(Figure content listings)
-=-=-=-=-

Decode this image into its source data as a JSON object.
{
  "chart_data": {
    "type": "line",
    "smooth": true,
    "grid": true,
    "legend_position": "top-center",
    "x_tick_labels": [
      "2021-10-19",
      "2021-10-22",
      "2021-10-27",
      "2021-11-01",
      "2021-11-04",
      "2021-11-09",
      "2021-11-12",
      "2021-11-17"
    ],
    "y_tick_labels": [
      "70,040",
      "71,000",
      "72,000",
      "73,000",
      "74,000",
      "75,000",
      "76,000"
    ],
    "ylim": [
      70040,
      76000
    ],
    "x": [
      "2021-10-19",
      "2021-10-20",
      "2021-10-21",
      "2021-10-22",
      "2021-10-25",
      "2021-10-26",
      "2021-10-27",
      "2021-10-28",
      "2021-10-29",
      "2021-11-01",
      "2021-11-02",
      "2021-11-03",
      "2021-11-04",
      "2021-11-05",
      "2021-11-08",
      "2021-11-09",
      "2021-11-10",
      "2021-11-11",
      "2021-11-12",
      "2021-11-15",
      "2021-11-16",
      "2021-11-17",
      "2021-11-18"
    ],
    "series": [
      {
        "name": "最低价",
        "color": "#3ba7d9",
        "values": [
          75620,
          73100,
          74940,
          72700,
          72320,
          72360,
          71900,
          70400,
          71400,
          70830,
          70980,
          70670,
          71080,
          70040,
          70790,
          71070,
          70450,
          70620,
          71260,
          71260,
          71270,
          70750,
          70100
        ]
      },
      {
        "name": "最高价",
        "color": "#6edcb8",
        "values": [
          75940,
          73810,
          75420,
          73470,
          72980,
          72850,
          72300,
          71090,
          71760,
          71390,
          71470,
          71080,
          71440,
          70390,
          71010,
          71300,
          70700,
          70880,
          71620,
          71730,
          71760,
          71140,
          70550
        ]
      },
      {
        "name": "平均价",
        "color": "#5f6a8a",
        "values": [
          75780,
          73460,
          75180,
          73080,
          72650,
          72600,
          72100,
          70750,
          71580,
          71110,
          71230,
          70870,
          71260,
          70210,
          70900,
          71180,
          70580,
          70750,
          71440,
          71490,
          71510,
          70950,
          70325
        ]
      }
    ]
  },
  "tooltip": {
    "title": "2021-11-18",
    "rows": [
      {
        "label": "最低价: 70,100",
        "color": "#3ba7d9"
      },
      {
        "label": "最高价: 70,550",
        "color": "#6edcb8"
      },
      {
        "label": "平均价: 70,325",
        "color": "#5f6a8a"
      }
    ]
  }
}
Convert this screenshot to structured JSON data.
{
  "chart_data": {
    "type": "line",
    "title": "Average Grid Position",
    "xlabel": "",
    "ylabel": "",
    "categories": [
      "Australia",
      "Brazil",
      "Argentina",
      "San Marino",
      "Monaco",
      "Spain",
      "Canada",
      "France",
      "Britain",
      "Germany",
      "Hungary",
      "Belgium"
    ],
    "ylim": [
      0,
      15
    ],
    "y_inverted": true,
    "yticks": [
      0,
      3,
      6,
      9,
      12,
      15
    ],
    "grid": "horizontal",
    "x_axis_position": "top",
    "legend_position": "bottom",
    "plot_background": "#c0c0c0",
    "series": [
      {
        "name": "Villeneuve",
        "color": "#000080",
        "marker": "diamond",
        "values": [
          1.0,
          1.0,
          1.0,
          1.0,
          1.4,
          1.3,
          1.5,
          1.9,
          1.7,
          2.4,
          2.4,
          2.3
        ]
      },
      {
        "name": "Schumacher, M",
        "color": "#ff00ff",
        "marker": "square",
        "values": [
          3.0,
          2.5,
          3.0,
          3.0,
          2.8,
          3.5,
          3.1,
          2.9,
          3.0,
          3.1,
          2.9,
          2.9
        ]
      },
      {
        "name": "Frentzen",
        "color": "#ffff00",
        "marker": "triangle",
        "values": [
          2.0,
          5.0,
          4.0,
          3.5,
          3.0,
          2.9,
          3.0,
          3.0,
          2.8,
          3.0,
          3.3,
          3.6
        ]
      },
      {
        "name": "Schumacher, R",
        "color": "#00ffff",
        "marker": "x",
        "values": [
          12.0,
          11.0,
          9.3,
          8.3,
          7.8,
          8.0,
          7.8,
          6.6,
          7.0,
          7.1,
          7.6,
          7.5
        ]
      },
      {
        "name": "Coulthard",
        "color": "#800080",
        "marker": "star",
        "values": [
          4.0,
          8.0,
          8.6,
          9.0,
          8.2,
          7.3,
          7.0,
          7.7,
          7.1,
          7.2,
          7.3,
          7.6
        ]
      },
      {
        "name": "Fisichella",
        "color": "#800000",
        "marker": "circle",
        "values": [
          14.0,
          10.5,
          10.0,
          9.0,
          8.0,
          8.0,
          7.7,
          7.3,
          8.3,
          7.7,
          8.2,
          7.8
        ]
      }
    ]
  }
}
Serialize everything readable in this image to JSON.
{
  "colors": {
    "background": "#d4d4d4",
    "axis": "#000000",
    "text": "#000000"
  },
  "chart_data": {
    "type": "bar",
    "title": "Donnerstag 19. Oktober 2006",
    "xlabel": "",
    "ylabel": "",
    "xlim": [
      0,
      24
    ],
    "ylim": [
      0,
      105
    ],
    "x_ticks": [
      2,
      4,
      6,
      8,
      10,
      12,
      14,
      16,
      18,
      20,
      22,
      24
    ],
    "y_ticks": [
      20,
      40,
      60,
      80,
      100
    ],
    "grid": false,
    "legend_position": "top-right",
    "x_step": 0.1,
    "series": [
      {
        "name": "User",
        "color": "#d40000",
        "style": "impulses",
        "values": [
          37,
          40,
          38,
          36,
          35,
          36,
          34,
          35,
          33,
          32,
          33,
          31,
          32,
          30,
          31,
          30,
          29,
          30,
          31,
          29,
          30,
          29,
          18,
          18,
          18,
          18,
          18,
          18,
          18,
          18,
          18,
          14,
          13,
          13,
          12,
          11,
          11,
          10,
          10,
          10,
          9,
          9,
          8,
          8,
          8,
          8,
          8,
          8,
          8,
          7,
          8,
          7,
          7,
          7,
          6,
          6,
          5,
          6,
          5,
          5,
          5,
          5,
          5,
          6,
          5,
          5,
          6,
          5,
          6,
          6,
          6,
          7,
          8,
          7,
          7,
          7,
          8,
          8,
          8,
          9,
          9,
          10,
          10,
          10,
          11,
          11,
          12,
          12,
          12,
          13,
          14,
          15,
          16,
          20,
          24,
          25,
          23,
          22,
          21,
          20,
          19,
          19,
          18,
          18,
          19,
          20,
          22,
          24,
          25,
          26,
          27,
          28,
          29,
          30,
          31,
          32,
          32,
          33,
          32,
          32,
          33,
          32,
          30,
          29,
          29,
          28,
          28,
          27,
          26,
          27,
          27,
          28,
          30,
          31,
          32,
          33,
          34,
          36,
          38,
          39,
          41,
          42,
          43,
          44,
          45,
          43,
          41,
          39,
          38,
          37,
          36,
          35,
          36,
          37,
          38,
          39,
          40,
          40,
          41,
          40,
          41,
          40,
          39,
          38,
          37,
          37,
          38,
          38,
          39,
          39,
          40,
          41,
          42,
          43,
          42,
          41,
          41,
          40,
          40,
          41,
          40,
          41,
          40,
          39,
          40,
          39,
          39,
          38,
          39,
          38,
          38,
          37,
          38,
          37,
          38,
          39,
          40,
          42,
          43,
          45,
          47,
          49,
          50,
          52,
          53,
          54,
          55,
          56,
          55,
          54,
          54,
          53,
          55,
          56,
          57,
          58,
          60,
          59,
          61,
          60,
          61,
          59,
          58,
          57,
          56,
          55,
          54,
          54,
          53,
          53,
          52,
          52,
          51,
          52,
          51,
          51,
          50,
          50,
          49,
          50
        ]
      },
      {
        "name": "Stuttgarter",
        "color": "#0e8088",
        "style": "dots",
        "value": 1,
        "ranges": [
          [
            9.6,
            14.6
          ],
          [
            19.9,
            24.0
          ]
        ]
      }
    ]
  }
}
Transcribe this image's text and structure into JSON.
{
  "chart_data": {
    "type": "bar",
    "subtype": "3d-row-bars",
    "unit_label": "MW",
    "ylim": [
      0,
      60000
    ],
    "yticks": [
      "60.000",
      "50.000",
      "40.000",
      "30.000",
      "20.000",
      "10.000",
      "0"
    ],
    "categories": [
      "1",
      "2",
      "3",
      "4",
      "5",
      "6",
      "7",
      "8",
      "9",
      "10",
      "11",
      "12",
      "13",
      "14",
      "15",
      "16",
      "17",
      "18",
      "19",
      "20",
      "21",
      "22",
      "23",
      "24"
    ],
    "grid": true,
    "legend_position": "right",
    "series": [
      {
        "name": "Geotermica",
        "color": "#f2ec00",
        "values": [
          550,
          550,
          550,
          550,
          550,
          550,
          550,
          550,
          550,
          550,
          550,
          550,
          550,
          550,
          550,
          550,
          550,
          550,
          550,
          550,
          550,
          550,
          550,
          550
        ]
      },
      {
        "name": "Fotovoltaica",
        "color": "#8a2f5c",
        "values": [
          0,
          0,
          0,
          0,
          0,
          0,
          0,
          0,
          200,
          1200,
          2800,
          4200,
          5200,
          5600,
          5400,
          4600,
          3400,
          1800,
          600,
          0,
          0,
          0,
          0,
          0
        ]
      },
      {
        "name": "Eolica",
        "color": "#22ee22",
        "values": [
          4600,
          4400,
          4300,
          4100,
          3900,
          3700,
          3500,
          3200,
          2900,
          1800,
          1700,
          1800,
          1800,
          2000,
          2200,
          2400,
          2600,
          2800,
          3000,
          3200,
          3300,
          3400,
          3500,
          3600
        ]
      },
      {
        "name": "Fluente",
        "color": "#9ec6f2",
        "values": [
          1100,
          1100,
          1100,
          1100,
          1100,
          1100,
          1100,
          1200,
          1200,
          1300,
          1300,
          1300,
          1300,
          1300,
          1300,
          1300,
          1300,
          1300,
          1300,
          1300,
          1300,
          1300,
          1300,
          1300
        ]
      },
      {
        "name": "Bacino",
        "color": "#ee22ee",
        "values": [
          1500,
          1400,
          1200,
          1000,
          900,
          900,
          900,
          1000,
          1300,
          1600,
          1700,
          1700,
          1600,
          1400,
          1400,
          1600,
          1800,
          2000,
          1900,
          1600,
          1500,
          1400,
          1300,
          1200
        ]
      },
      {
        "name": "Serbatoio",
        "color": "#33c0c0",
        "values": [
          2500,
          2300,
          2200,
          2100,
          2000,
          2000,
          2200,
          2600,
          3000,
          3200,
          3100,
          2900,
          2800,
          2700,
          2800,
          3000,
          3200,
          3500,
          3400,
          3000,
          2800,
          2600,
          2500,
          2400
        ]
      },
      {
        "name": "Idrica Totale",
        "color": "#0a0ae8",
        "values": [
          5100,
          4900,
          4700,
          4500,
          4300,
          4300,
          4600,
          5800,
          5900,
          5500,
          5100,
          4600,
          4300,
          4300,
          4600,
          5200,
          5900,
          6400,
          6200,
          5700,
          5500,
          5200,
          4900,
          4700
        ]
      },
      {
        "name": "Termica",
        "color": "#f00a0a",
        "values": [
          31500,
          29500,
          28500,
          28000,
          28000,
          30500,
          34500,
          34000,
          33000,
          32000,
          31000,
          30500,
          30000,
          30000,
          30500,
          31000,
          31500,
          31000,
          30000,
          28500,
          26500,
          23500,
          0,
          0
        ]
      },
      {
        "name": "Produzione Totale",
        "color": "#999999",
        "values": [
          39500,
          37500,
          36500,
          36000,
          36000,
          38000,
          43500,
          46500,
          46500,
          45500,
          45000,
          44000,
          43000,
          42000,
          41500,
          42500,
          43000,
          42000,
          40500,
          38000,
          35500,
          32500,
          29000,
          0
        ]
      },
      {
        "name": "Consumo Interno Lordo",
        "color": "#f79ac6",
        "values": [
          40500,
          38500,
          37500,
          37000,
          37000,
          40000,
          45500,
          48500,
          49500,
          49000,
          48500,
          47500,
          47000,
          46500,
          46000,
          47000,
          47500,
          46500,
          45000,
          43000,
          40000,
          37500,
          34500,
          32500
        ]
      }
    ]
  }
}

-=-=-=-=-

What you need to do:
Look over the records above and copy each line that includes the string "Schumacher".

Final result:
        "name": "Schumacher, M",
        "name": "Schumacher, R",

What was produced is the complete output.